##### EXERCISE MATERIAL #####
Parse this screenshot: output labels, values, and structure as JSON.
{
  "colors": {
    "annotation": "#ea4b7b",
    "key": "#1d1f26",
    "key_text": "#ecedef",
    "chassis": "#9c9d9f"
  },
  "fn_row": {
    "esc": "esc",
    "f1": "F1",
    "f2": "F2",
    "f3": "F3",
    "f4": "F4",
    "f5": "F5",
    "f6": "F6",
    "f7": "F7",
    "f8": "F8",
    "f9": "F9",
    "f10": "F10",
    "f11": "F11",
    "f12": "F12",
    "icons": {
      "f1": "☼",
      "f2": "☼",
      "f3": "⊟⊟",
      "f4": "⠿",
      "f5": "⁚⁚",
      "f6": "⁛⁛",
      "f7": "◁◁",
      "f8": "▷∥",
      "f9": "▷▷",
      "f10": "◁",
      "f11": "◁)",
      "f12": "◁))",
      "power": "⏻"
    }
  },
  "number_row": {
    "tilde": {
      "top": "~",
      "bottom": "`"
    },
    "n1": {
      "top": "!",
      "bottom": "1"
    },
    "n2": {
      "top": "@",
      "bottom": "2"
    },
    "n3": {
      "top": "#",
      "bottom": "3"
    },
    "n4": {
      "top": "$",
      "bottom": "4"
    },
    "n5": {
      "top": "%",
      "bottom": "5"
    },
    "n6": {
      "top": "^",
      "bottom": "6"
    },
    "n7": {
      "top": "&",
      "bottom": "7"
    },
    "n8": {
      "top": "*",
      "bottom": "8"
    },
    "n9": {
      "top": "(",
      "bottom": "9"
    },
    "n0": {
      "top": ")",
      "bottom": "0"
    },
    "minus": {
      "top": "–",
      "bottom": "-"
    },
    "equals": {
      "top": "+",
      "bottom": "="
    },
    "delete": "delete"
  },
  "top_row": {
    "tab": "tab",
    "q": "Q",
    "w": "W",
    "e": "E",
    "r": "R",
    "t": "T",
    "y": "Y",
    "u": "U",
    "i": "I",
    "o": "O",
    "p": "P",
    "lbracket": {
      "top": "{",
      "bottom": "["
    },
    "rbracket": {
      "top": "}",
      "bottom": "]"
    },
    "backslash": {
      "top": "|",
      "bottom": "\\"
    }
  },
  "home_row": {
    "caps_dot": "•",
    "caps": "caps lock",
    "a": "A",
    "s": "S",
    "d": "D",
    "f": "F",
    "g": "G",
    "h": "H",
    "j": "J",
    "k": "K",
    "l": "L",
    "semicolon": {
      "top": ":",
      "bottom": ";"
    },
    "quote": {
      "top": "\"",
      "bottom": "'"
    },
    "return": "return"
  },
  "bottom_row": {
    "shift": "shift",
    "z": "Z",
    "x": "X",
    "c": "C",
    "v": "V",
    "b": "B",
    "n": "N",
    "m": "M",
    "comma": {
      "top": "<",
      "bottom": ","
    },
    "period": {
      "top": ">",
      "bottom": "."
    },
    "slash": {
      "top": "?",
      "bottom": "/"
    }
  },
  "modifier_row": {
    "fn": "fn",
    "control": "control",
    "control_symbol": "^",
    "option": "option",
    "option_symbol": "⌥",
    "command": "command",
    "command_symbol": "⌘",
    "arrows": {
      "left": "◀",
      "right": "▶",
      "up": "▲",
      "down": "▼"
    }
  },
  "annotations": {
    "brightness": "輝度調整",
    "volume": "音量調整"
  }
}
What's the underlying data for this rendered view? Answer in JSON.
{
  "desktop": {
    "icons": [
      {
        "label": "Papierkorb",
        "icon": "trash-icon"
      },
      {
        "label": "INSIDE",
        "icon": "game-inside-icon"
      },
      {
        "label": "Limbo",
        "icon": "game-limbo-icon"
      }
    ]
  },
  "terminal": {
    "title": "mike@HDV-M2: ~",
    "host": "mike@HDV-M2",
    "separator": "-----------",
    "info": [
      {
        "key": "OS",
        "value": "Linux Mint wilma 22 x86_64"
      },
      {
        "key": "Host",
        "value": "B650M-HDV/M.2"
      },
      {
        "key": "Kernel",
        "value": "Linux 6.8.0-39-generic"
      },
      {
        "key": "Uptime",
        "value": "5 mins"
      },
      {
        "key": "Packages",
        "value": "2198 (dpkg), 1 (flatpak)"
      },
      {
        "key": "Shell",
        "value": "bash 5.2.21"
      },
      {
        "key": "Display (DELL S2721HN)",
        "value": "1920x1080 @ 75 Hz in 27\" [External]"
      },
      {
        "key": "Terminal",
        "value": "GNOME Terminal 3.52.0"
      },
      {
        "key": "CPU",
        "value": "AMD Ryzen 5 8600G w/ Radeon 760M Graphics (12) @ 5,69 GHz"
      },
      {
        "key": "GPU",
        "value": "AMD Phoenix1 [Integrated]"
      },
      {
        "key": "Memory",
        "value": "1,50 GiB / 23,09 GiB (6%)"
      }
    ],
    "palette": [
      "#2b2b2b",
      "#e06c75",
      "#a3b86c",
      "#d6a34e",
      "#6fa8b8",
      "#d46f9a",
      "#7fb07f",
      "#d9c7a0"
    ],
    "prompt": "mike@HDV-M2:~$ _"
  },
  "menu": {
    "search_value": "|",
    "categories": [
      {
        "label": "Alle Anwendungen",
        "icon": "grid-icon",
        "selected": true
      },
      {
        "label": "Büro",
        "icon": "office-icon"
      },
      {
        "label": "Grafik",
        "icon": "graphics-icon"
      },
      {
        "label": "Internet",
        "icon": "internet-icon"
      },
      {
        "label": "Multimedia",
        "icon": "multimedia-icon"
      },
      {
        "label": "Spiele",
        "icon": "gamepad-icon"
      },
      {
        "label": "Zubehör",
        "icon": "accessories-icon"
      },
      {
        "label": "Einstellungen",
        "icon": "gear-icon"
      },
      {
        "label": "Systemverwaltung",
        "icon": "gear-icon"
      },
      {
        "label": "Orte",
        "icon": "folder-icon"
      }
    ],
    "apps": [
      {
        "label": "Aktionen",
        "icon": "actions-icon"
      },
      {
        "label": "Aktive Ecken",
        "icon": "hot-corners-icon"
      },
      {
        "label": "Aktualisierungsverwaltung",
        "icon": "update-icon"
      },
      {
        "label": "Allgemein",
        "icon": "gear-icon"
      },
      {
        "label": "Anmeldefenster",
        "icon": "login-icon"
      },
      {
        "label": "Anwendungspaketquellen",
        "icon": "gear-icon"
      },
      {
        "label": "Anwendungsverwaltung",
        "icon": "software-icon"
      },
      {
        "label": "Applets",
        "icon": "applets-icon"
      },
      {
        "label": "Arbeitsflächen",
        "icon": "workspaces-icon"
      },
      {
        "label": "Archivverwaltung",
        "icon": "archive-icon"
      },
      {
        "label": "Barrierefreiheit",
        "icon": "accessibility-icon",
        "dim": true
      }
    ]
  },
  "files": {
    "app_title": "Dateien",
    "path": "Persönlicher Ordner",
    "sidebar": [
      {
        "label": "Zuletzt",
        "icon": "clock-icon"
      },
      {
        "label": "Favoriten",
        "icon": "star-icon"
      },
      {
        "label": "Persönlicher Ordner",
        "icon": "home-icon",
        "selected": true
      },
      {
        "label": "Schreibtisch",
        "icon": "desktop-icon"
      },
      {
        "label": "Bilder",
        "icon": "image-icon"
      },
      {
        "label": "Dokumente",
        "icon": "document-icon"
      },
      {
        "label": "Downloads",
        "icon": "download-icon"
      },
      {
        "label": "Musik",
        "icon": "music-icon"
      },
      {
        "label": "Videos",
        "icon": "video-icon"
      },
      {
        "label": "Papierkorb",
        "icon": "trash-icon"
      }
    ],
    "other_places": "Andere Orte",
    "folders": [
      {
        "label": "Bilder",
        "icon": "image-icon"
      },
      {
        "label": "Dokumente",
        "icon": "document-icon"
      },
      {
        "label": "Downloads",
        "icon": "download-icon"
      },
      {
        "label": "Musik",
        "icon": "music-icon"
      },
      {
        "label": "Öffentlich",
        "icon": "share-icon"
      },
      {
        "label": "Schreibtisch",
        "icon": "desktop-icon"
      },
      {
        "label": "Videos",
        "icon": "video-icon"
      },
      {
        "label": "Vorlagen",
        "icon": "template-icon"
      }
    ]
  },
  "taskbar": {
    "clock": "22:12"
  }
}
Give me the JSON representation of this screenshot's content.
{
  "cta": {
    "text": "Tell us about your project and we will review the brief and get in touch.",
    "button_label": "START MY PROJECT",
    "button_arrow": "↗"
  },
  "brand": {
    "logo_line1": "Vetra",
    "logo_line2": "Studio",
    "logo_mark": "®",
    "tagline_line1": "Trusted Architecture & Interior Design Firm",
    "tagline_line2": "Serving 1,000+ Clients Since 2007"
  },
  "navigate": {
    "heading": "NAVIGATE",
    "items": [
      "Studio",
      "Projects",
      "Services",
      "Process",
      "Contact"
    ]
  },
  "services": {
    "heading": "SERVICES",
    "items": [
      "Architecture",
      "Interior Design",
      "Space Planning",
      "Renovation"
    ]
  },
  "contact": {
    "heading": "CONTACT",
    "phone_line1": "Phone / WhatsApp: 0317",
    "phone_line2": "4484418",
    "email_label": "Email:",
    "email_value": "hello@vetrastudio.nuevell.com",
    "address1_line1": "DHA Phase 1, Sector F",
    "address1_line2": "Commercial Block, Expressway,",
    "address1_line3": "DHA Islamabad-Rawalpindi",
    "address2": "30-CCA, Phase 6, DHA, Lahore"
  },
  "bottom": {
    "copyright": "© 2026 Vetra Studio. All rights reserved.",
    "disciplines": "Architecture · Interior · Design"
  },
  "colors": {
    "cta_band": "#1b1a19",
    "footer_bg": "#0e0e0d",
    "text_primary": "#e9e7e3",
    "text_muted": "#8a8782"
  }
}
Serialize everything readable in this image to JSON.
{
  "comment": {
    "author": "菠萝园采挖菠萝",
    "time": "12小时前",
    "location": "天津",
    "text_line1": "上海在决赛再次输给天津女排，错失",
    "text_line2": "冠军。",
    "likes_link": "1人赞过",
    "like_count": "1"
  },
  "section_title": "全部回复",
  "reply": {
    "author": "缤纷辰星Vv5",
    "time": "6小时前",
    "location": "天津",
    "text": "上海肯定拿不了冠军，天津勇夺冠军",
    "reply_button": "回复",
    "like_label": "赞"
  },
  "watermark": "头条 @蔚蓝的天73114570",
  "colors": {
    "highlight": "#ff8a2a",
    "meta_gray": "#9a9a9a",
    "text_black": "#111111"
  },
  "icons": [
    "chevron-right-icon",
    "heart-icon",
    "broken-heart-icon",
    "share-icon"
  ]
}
#####
**REQUIRED WORK**
Reply with nothing but a number: how many lines of the entries above contain the string "Architecture"?

**WORKED ANSWER**
3